>>>>>
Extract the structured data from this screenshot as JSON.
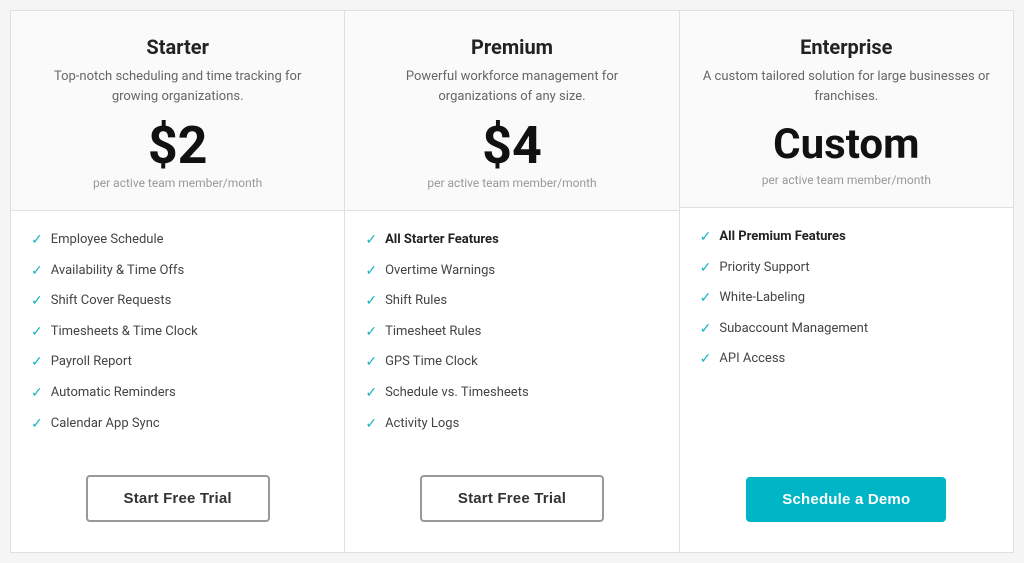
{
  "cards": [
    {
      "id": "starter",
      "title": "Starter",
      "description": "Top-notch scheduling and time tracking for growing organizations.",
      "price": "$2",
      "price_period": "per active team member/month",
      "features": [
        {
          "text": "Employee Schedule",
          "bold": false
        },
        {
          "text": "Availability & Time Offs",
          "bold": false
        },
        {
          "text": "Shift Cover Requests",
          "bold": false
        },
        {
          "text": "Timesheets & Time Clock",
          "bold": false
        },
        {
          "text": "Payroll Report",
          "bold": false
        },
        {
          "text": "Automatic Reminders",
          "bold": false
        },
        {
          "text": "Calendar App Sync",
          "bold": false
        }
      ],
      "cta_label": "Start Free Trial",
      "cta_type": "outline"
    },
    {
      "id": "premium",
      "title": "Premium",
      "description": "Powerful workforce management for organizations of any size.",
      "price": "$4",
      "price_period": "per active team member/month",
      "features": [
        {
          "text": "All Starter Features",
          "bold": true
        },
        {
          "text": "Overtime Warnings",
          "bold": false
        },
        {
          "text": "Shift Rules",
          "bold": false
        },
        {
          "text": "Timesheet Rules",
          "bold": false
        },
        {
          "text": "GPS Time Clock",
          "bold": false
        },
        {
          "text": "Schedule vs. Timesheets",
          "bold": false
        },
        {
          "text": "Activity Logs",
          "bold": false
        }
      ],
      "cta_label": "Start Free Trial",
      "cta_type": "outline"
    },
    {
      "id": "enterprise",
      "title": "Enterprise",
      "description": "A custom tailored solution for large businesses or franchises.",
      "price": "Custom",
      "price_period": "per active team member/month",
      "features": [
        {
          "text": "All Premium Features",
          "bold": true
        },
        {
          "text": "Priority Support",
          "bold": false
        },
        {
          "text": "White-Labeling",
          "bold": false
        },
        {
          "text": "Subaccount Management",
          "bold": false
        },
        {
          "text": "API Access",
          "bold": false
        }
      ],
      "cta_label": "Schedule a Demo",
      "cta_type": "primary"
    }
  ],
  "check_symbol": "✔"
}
<<<<<
→ EXERCISE REQUIREMENTS
Identify each line in the records above that contains the word "Timesheets", and copy it out in full.

→ ANSWER IN FULL
          "text": "Timesheets & Time Clock",
          "text": "Schedule vs. Timesheets",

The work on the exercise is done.